Inoltre attualmente in letteratura non vi sono studi che abbiano indagato il ruolo della disattenzione e dell’iperattività-impulsività nell’insorgenza del disturbo da gioco d’azzardo e dell’uso patologico dei videogiochi, considerando entrambe le condotte insieme, attraverso l’adozione di un’ottica integrata, sebbene questa prospettiva sia indispensabile al fine di individuare i fattori comuni ad entrambe le dipendenze (Parker et al., 2008; Walther et al., 2012).

Pertanto l’obiettivo del presente studio era indagare la relazione tra i sintomi core dell’ADHD e il disturbo da gioco d’azzardo e l’uso patologico dei videogiochi, adottando un’ottica integrata, al fine di comprendere se le due componenti fossero dei fattori di rischio e di rilevare le differenze tra le due condotte a livello di predittori; inoltre, sulla base dell’associazione riscontrata da molteplici studi tra le difficoltà correlate all’ADHD (problemi di apprendimento, aggressività, relazioni familiari conflittuali) e il disturbo da gioco d’azzardo e l’uso patologico dei videogiochi (Anand, 2007; Adachi & Willoughby, 2013; Del Miglio et al., 2005; Dickson et al., 2008; Gupta & Derevensky, 2000; Gupta & Derevensky, 1997; Hardoon et al., 2004; Johansson et al., 2009; Parke & Griffiths, 2004; Shead et al., 2010), è stato esaminato anche il ruolo di tali criticità associate all’ADHD in relazione alle condotte patologiche qui prese in esame, considerando l’assenza di studi a questo riguardo in letteratura.

[Compito 1]
Puoi ricopiare dal brano sull'ADHD e le dipendenze la parte che si apre con le parole contenenti "Inoltre attualmente in" e si chiude con "et al., 2012)."?
[Compito 2]
Rispondi a queste domande sul brano sull'ADHD e le dipendenze:
(a) Secondo il primo paragrafo, a che cosa serve l'ottica integrata?
(b) Quali studi sono citati alla fine del primo paragrafo?
(c) Quali difficoltà correlate all'ADHD sono elencate tra parentesi nel secondo paragrafo?
[Compito 3]
Puoi riscrivere sotto forma di elenco il paragrafo del brano sull'ADHD e le dipendenze che comincia con "Pertanto l'obiettivo del presente studio", mantenendone i fatti principali?
Il materiale non serve a nulla per questo lavoro.

[Materiale fornito]
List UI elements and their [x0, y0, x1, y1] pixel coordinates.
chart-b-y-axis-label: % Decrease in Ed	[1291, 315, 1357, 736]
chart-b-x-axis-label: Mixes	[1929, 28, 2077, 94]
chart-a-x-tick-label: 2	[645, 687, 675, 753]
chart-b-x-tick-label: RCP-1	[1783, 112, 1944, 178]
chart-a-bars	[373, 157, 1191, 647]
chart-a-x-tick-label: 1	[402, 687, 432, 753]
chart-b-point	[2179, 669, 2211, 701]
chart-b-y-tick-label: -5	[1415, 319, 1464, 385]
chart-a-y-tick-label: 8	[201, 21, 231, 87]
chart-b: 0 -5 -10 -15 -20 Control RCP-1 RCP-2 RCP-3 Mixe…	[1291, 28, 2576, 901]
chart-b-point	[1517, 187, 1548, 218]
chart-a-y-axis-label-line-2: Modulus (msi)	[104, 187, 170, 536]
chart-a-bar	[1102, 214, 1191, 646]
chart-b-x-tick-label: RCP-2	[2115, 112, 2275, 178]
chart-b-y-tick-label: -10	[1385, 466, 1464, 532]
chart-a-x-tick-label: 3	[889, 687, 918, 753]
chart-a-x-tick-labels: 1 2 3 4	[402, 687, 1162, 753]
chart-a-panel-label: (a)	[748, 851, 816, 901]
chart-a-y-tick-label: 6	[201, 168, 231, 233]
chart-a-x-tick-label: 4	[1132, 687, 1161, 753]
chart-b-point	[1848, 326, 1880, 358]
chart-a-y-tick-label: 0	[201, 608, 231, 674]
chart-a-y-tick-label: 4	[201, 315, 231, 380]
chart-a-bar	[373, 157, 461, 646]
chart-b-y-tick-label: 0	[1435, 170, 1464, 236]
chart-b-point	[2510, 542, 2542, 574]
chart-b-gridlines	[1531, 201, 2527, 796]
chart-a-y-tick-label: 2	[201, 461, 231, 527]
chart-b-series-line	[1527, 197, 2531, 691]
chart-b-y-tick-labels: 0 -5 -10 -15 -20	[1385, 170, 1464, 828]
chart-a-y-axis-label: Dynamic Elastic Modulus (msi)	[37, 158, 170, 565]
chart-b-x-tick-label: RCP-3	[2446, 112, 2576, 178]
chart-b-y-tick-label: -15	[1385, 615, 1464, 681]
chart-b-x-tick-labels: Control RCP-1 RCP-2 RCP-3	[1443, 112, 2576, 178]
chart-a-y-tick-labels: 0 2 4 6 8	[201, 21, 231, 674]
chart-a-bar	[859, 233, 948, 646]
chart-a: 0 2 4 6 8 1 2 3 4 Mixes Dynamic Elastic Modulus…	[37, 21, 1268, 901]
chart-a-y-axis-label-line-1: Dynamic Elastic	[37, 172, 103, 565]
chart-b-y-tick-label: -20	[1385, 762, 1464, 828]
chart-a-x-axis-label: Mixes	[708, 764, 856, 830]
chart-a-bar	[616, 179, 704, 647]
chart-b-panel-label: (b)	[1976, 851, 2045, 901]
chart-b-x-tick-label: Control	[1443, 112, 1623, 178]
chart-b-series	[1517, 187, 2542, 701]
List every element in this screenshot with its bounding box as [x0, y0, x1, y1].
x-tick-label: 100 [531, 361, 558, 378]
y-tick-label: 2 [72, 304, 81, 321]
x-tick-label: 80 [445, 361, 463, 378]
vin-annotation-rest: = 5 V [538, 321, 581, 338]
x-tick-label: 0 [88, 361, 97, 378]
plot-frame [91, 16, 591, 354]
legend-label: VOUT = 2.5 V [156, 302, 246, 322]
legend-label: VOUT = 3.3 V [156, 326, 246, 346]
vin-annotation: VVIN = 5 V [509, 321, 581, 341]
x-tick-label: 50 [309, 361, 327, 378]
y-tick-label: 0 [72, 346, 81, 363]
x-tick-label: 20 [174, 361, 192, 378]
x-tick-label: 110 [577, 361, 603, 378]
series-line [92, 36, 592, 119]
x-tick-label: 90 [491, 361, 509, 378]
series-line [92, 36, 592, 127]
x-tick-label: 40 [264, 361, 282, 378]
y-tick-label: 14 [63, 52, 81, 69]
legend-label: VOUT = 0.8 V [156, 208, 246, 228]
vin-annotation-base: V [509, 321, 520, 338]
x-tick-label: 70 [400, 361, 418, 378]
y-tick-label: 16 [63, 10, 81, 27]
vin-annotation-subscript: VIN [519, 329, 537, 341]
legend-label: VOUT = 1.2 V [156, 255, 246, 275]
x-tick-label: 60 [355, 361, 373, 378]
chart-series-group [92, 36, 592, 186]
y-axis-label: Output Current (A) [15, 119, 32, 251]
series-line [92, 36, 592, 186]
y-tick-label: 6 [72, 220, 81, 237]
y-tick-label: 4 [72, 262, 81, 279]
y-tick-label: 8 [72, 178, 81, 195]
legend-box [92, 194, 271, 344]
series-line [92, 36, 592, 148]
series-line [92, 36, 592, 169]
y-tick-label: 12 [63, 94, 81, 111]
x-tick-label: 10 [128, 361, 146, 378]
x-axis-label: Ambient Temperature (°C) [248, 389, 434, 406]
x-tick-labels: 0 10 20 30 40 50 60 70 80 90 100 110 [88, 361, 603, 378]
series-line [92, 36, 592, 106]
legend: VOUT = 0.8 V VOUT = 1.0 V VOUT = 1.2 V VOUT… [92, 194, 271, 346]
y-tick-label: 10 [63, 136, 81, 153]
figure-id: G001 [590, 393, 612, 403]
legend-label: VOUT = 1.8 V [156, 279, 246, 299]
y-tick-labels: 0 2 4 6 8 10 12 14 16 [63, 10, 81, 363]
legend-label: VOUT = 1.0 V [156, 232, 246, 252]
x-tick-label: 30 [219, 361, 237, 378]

[Risposta 1]
Inoltre attualmente in letteratura non vi sono studi che abbiano indagato il ruolo della disattenzione e dell’iperattività-impulsività nell’insorgenza del disturbo da gioco d’azzardo e dell’uso patologico dei videogiochi, considerando entrambe le condotte insieme, attraverso l’adozione di un’ottica integrata, sebbene questa prospettiva sia indispensabile al fine di individuare i fattori comuni ad entrambe le dipendenze (Parker et al., 2008; Walther et al., 2012).

[Risposta 2]
(a) A individuare i fattori comuni ad entrambe le dipendenze.
(b) Parker et al., 2008 e Walther et al., 2012.
(c) Problemi di apprendimento, aggressività e relazioni familiari conflittuali.

[Risposta 3]
- Obiettivo: indagare la relazione tra i sintomi core dell'ADHD e il disturbo da gioco d'azzardo e l'uso patologico dei videogiochi, con un'ottica integrata.
- Finalità: capire se le due componenti siano fattori di rischio e rilevare le differenze tra le due condotte a livello di predittori.
- Esaminato anche il ruolo delle difficoltà associate all'ADHD (problemi di apprendimento, aggressività, relazioni familiari conflittuali), la cui associazione con le due condotte è riscontrata da molteplici studi.
- Motivo: l'assenza di studi in letteratura su questo aspetto.